**Extracts from a graphics dataset**.
* * * * * * *
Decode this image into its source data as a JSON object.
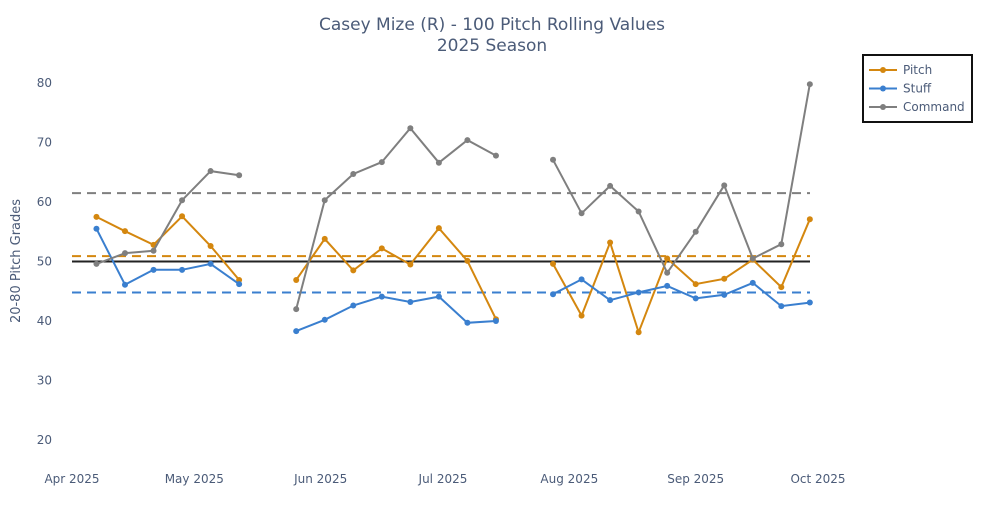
{
  "chart_data": {
    "type": "line",
    "title": "Casey Mize (R) - 100 Pitch Rolling Values",
    "subtitle": "2025 Season",
    "xlabel": "",
    "ylabel": "20-80 Pitch Grades",
    "ylim": [
      15,
      83
    ],
    "xlim": [
      "2025-03-27",
      "2025-10-06"
    ],
    "yticks": [
      20,
      30,
      40,
      50,
      60,
      70,
      80
    ],
    "xticks": [
      {
        "date": "2025-04-01",
        "label": "Apr 2025"
      },
      {
        "date": "2025-05-01",
        "label": "May 2025"
      },
      {
        "date": "2025-06-01",
        "label": "Jun 2025"
      },
      {
        "date": "2025-07-01",
        "label": "Jul 2025"
      },
      {
        "date": "2025-08-01",
        "label": "Aug 2025"
      },
      {
        "date": "2025-09-01",
        "label": "Sep 2025"
      },
      {
        "date": "2025-10-01",
        "label": "Oct 2025"
      }
    ],
    "grid": false,
    "legend_position": "top-right",
    "x": [
      "2025-04-07",
      "2025-04-14",
      "2025-04-21",
      "2025-04-28",
      "2025-05-05",
      "2025-05-12",
      "2025-05-26",
      "2025-06-02",
      "2025-06-09",
      "2025-06-16",
      "2025-06-23",
      "2025-06-30",
      "2025-07-07",
      "2025-07-14",
      "2025-07-28",
      "2025-08-04",
      "2025-08-11",
      "2025-08-18",
      "2025-08-25",
      "2025-09-01",
      "2025-09-08",
      "2025-09-15",
      "2025-09-22",
      "2025-09-29"
    ],
    "segments": [
      [
        0,
        5
      ],
      [
        6,
        13
      ],
      [
        14,
        23
      ]
    ],
    "series": [
      {
        "name": "Pitch",
        "color": "#D4870F",
        "values": [
          57.5,
          55.1,
          52.8,
          57.6,
          52.6,
          46.9,
          46.9,
          53.8,
          48.5,
          52.2,
          49.5,
          55.6,
          50.1,
          40.3,
          49.6,
          40.9,
          53.2,
          38.1,
          50.5,
          46.2,
          47.1,
          50.3,
          45.7,
          57.1
        ]
      },
      {
        "name": "Stuff",
        "color": "#3A7FCF",
        "values": [
          55.5,
          46.1,
          48.6,
          48.6,
          49.6,
          46.2,
          38.3,
          40.2,
          42.6,
          44.1,
          43.2,
          44.1,
          39.7,
          40.0,
          44.5,
          47.0,
          43.5,
          44.8,
          45.9,
          43.8,
          44.4,
          46.4,
          42.5,
          43.1
        ]
      },
      {
        "name": "Command",
        "color": "#7F7F7F",
        "values": [
          49.6,
          51.4,
          51.8,
          60.3,
          65.2,
          64.5,
          42.0,
          60.3,
          64.7,
          66.7,
          72.4,
          66.6,
          70.4,
          67.8,
          67.1,
          58.1,
          62.7,
          58.4,
          48.1,
          55.0,
          62.8,
          50.5,
          52.9,
          79.8
        ]
      }
    ],
    "reference_lines": [
      {
        "value": 50,
        "color": "#222222",
        "style": "solid"
      },
      {
        "value": 61.5,
        "color": "#7F7F7F",
        "style": "dashed"
      },
      {
        "value": 50.9,
        "color": "#D4870F",
        "style": "dashed"
      },
      {
        "value": 44.8,
        "color": "#3A7FCF",
        "style": "dashed"
      }
    ]
  }
}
* * * * * * *
**GIVEN PROBLEM**. Make an exact copy of all the material, but keep the pictures out of it.

**PROBLEM SOLUTION**.
Decode this image into its source data as a JSON object.
{
  "chart_data": {
    "type": "line",
    "title": "Casey Mize (R) - 100 Pitch Rolling Values",
    "subtitle": "2025 Season",
    "xlabel": "",
    "ylabel": "20-80 Pitch Grades",
    "ylim": [
      15,
      83
    ],
    "xlim": [
      "2025-03-27",
      "2025-10-06"
    ],
    "yticks": [
      20,
      30,
      40,
      50,
      60,
      70,
      80
    ],
    "xticks": [
      {
        "date": "2025-04-01",
        "label": "Apr 2025"
      },
      {
        "date": "2025-05-01",
        "label": "May 2025"
      },
      {
        "date": "2025-06-01",
        "label": "Jun 2025"
      },
      {
        "date": "2025-07-01",
        "label": "Jul 2025"
      },
      {
        "date": "2025-08-01",
        "label": "Aug 2025"
      },
      {
        "date": "2025-09-01",
        "label": "Sep 2025"
      },
      {
        "date": "2025-10-01",
        "label": "Oct 2025"
      }
    ],
    "grid": false,
    "legend_position": "top-right",
    "x": [
      "2025-04-07",
      "2025-04-14",
      "2025-04-21",
      "2025-04-28",
      "2025-05-05",
      "2025-05-12",
      "2025-05-26",
      "2025-06-02",
      "2025-06-09",
      "2025-06-16",
      "2025-06-23",
      "2025-06-30",
      "2025-07-07",
      "2025-07-14",
      "2025-07-28",
      "2025-08-04",
      "2025-08-11",
      "2025-08-18",
      "2025-08-25",
      "2025-09-01",
      "2025-09-08",
      "2025-09-15",
      "2025-09-22",
      "2025-09-29"
    ],
    "segments": [
      [
        0,
        5
      ],
      [
        6,
        13
      ],
      [
        14,
        23
      ]
    ],
    "series": [
      {
        "name": "Pitch",
        "color": "#D4870F",
        "values": [
          57.5,
          55.1,
          52.8,
          57.6,
          52.6,
          46.9,
          46.9,
          53.8,
          48.5,
          52.2,
          49.5,
          55.6,
          50.1,
          40.3,
          49.6,
          40.9,
          53.2,
          38.1,
          50.5,
          46.2,
          47.1,
          50.3,
          45.7,
          57.1
        ]
      },
      {
        "name": "Stuff",
        "color": "#3A7FCF",
        "values": [
          55.5,
          46.1,
          48.6,
          48.6,
          49.6,
          46.2,
          38.3,
          40.2,
          42.6,
          44.1,
          43.2,
          44.1,
          39.7,
          40.0,
          44.5,
          47.0,
          43.5,
          44.8,
          45.9,
          43.8,
          44.4,
          46.4,
          42.5,
          43.1
        ]
      },
      {
        "name": "Command",
        "color": "#7F7F7F",
        "values": [
          49.6,
          51.4,
          51.8,
          60.3,
          65.2,
          64.5,
          42.0,
          60.3,
          64.7,
          66.7,
          72.4,
          66.6,
          70.4,
          67.8,
          67.1,
          58.1,
          62.7,
          58.4,
          48.1,
          55.0,
          62.8,
          50.5,
          52.9,
          79.8
        ]
      }
    ],
    "reference_lines": [
      {
        "value": 50,
        "color": "#222222",
        "style": "solid"
      },
      {
        "value": 61.5,
        "color": "#7F7F7F",
        "style": "dashed"
      },
      {
        "value": 50.9,
        "color": "#D4870F",
        "style": "dashed"
      },
      {
        "value": 44.8,
        "color": "#3A7FCF",
        "style": "dashed"
      }
    ]
  }
}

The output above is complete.